■ WORK REQUIRED
Output the entries verbatim, including every line.

■ INFORMATION PROVIDED

..............................

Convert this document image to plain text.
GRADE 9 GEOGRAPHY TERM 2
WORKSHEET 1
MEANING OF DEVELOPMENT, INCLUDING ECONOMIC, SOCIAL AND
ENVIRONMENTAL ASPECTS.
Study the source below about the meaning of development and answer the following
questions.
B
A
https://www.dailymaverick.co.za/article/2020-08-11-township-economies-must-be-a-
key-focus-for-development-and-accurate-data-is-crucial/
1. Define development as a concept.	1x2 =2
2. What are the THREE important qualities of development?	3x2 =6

..............................

■ CORRECT OUTPUT
Convert this document image to plain text.
GRADE 9 GEOGRAPHY TERM 2
WORKSHEET 1
MEANING OF DEVELOPMENT, INCLUDING ECONOMIC, SOCIAL AND
ENVIRONMENTAL ASPECTS.
Study the source below about the meaning of development and answer the following
questions.
B
A
https://www.dailymaverick.co.za/article/2020-08-11-township-economies-must-be-a-
key-focus-for-development-and-accurate-data-is-crucial/
1. Define development as a concept.	1x2 =2
2. What are the THREE important qualities of development?	3x2 =6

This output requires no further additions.